Please output the records below in full, exactly as given, but without the images.

-------------------------

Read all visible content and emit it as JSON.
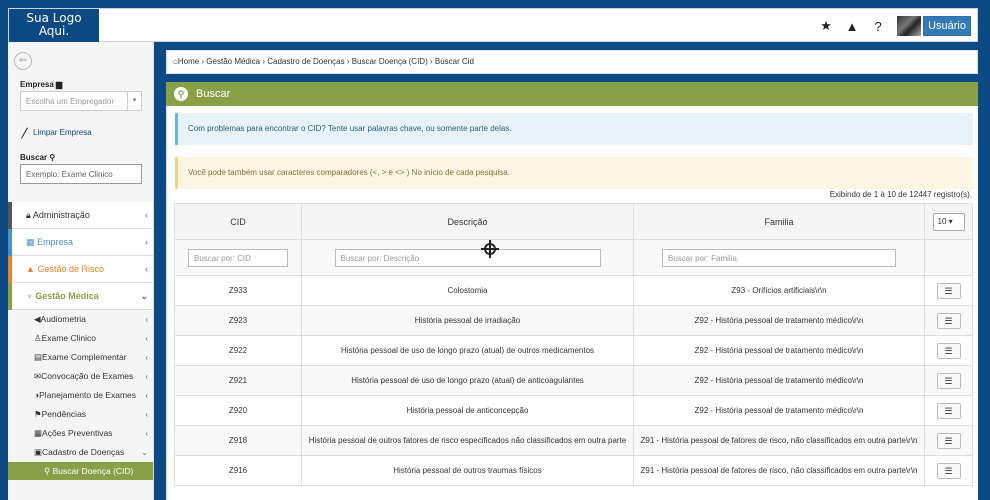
{
  "header": {
    "logo": [
      "Sua Logo",
      "Aqui."
    ],
    "icons": [
      "star-icon",
      "warning-icon",
      "help-icon"
    ],
    "user_label": "Usuário"
  },
  "sidebar": {
    "collapse_icon": "arrow-left-circle-icon",
    "empresa_label": "Empresa",
    "empresa_placeholder": "Escolha um Empregador",
    "clear_label": "Limpar Empresa",
    "buscar_label": "Buscar",
    "buscar_placeholder": "Exemplo: Exame Clinico",
    "menu": [
      {
        "label": "Administração",
        "color": "#555555"
      },
      {
        "label": "Empresa",
        "color": "#4a90c9"
      },
      {
        "label": "Gestão de Risco",
        "color": "#e6832b"
      },
      {
        "label": "Gestão Médica",
        "color": "#8aa046"
      }
    ],
    "submenu": [
      "Audiometria",
      "Exame Clinico",
      "Exame Complementar",
      "Convocação de Exames",
      "Planejamento de Exames",
      "Pendências",
      "Ações Preventivas",
      "Cadastro de Doenças"
    ],
    "active_sub": "Buscar Doença (CID)"
  },
  "breadcrumb": [
    "Home",
    "Gestão Médica",
    "Cadastro de Doenças",
    "Buscar Doença (CID)",
    "Buscar Cid"
  ],
  "panel": {
    "title": "Buscar",
    "info_alert": "Com problemas para encontrar o CID? Tente usar palavras chave, ou somente parte delas.",
    "warn_alert": "Você pode também usar caracteres comparadores (<, > e <> ) No início de cada pesquisa.",
    "records": "Exibindo de 1 à 10 de 12447 registro(s)."
  },
  "table": {
    "headers": [
      "CID",
      "Descrição",
      "Familia"
    ],
    "page_size": "10",
    "filters": {
      "cid": "Buscar por: CID",
      "descricao": "Buscar por: Descrição",
      "familia": "Buscar por: Familia"
    },
    "rows": [
      {
        "cid": "Z933",
        "descricao": "Colostomia",
        "familia": "Z93 - Orifícios artificiais\\r\\n"
      },
      {
        "cid": "Z923",
        "descricao": "História pessoal de irradiação",
        "familia": "Z92 - História pessoal de tratamento médico\\r\\n"
      },
      {
        "cid": "Z922",
        "descricao": "História pessoal de uso de longo prazo (atual) de outros medicamentos",
        "familia": "Z92 - História pessoal de tratamento médico\\r\\n"
      },
      {
        "cid": "Z921",
        "descricao": "História pessoal de uso de longo prazo (atual) de anticoagulantes",
        "familia": "Z92 - História pessoal de tratamento médico\\r\\n"
      },
      {
        "cid": "Z920",
        "descricao": "História pessoal de anticoncepção",
        "familia": "Z92 - História pessoal de tratamento médico\\r\\n"
      },
      {
        "cid": "Z918",
        "descricao": "História pessoal de outros fatores de risco especificados não classificados em outra parte",
        "familia": "Z91 - História pessoal de fatores de risco, não classificados em outra parte\\r\\n"
      },
      {
        "cid": "Z916",
        "descricao": "História pessoal de outros traumas físicos",
        "familia": "Z91 - História pessoal de fatores de risco, não classificados em outra parte\\r\\n"
      }
    ]
  }
}
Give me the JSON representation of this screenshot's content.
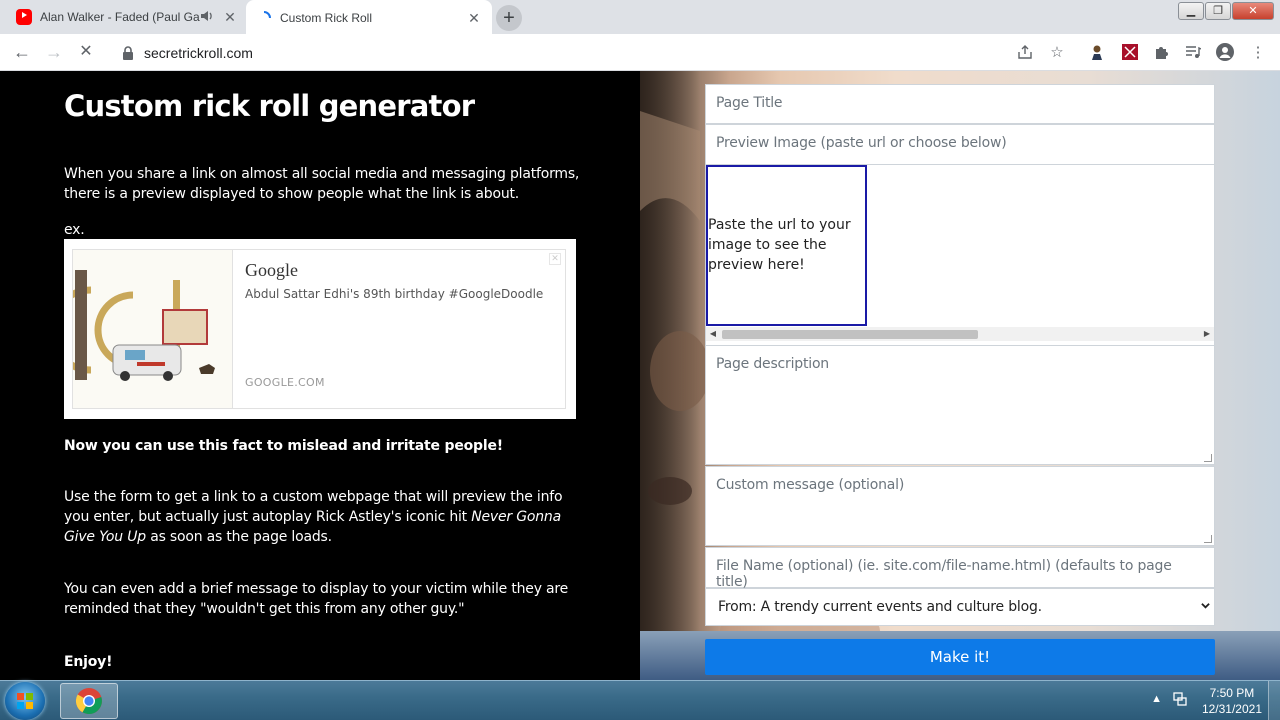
{
  "browser": {
    "tabs": [
      {
        "title": "Alan Walker - Faded (Paul Ga",
        "favicon": "youtube-icon",
        "audio": true
      },
      {
        "title": "Custom Rick Roll",
        "favicon": "loading-icon",
        "active": true
      }
    ],
    "url": "secretrickroll.com"
  },
  "content": {
    "heading": "Custom rick roll generator",
    "intro": "When you share a link on almost all social media and messaging platforms, there is a preview displayed to show people what the link is about.",
    "ex_label": "ex.",
    "example_card": {
      "title": "Google",
      "description": "Abdul Sattar Edhi's 89th birthday #GoogleDoodle",
      "domain": "GOOGLE.COM"
    },
    "mislead": "Now you can use this fact to mislead and irritate people!",
    "use_form_before": "Use the form to get a link to a custom webpage that will preview the info you enter, but actually just autoplay Rick Astley's iconic hit ",
    "use_form_song": "Never Gonna Give You Up",
    "use_form_after": " as soon as the page loads.",
    "brief_message": "You can even add a brief message to display to your victim while they are reminded that they \"wouldn't get this from any other guy.\"",
    "enjoy": "Enjoy!"
  },
  "form": {
    "page_title_placeholder": "Page Title",
    "preview_image_placeholder": "Preview Image (paste url or choose below)",
    "image_preview_text": "Paste the url to your image to see the preview here!",
    "description_placeholder": "Page description",
    "custom_message_placeholder": "Custom message (optional)",
    "file_name_placeholder": "File Name (optional) (ie. site.com/file-name.html) (defaults to page title)",
    "from_selected": "From: A trendy current events and culture blog.",
    "submit_label": "Make it!"
  },
  "taskbar": {
    "time": "7:50 PM",
    "date": "12/31/2021"
  },
  "colors": {
    "button": "#0d7ae8",
    "image_box_border": "#1a1aa6"
  }
}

-------------------------

[CORRECT RESULT]
Read all visible content and emit it as JSON.
{
  "header": {
    "logo": [
      "Sua Logo",
      "Aqui."
    ],
    "icons": [
      "star-icon",
      "warning-icon",
      "help-icon"
    ],
    "user_label": "Usuário"
  },
  "sidebar": {
    "collapse_icon": "arrow-left-circle-icon",
    "empresa_label": "Empresa",
    "empresa_placeholder": "Escolha um Empregador",
    "clear_label": "Limpar Empresa",
    "buscar_label": "Buscar",
    "buscar_placeholder": "Exemplo: Exame Clinico",
    "menu": [
      {
        "label": "Administração",
        "color": "#555555"
      },
      {
        "label": "Empresa",
        "color": "#4a90c9"
      },
      {
        "label": "Gestão de Risco",
        "color": "#e6832b"
      },
      {
        "label": "Gestão Médica",
        "color": "#8aa046"
      }
    ],
    "submenu": [
      "Audiometria",
      "Exame Clinico",
      "Exame Complementar",
      "Convocação de Exames",
      "Planejamento de Exames",
      "Pendências",
      "Ações Preventivas",
      "Cadastro de Doenças"
    ],
    "active_sub": "Buscar Doença (CID)"
  },
  "breadcrumb": [
    "Home",
    "Gestão Médica",
    "Cadastro de Doenças",
    "Buscar Doença (CID)",
    "Buscar Cid"
  ],
  "panel": {
    "title": "Buscar",
    "info_alert": "Com problemas para encontrar o CID? Tente usar palavras chave, ou somente parte delas.",
    "warn_alert": "Você pode também usar caracteres comparadores (<, > e <> ) No início de cada pesquisa.",
    "records": "Exibindo de 1 à 10 de 12447 registro(s)."
  },
  "table": {
    "headers": [
      "CID",
      "Descrição",
      "Familia"
    ],
    "page_size": "10",
    "filters": {
      "cid": "Buscar por: CID",
      "descricao": "Buscar por: Descrição",
      "familia": "Buscar por: Familia"
    },
    "rows": [
      {
        "cid": "Z933",
        "descricao": "Colostomia",
        "familia": "Z93 - Orifícios artificiais\\r\\n"
      },
      {
        "cid": "Z923",
        "descricao": "História pessoal de irradiação",
        "familia": "Z92 - História pessoal de tratamento médico\\r\\n"
      },
      {
        "cid": "Z922",
        "descricao": "História pessoal de uso de longo prazo (atual) de outros medicamentos",
        "familia": "Z92 - História pessoal de tratamento médico\\r\\n"
      },
      {
        "cid": "Z921",
        "descricao": "História pessoal de uso de longo prazo (atual) de anticoagulantes",
        "familia": "Z92 - História pessoal de tratamento médico\\r\\n"
      },
      {
        "cid": "Z920",
        "descricao": "História pessoal de anticoncepção",
        "familia": "Z92 - História pessoal de tratamento médico\\r\\n"
      },
      {
        "cid": "Z918",
        "descricao": "História pessoal de outros fatores de risco especificados não classificados em outra parte",
        "familia": "Z91 - História pessoal de fatores de risco, não classificados em outra parte\\r\\n"
      },
      {
        "cid": "Z916",
        "descricao": "História pessoal de outros traumas físicos",
        "familia": "Z91 - História pessoal de fatores de risco, não classificados em outra parte\\r\\n"
      }
    ]
  }
}
Give me the JSON representation of this screenshot's content.
{
  "browser": {
    "tabs": [
      {
        "title": "Alan Walker - Faded (Paul Ga",
        "favicon": "youtube-icon",
        "audio": true
      },
      {
        "title": "Custom Rick Roll",
        "favicon": "loading-icon",
        "active": true
      }
    ],
    "url": "secretrickroll.com"
  },
  "content": {
    "heading": "Custom rick roll generator",
    "intro": "When you share a link on almost all social media and messaging platforms, there is a preview displayed to show people what the link is about.",
    "ex_label": "ex.",
    "example_card": {
      "title": "Google",
      "description": "Abdul Sattar Edhi's 89th birthday #GoogleDoodle",
      "domain": "GOOGLE.COM"
    },
    "mislead": "Now you can use this fact to mislead and irritate people!",
    "use_form_before": "Use the form to get a link to a custom webpage that will preview the info you enter, but actually just autoplay Rick Astley's iconic hit ",
    "use_form_song": "Never Gonna Give You Up",
    "use_form_after": " as soon as the page loads.",
    "brief_message": "You can even add a brief message to display to your victim while they are reminded that they \"wouldn't get this from any other guy.\"",
    "enjoy": "Enjoy!"
  },
  "form": {
    "page_title_placeholder": "Page Title",
    "preview_image_placeholder": "Preview Image (paste url or choose below)",
    "image_preview_text": "Paste the url to your image to see the preview here!",
    "description_placeholder": "Page description",
    "custom_message_placeholder": "Custom message (optional)",
    "file_name_placeholder": "File Name (optional) (ie. site.com/file-name.html) (defaults to page title)",
    "from_selected": "From: A trendy current events and culture blog.",
    "submit_label": "Make it!"
  },
  "taskbar": {
    "time": "7:50 PM",
    "date": "12/31/2021"
  },
  "colors": {
    "button": "#0d7ae8",
    "image_box_border": "#1a1aa6"
  }
}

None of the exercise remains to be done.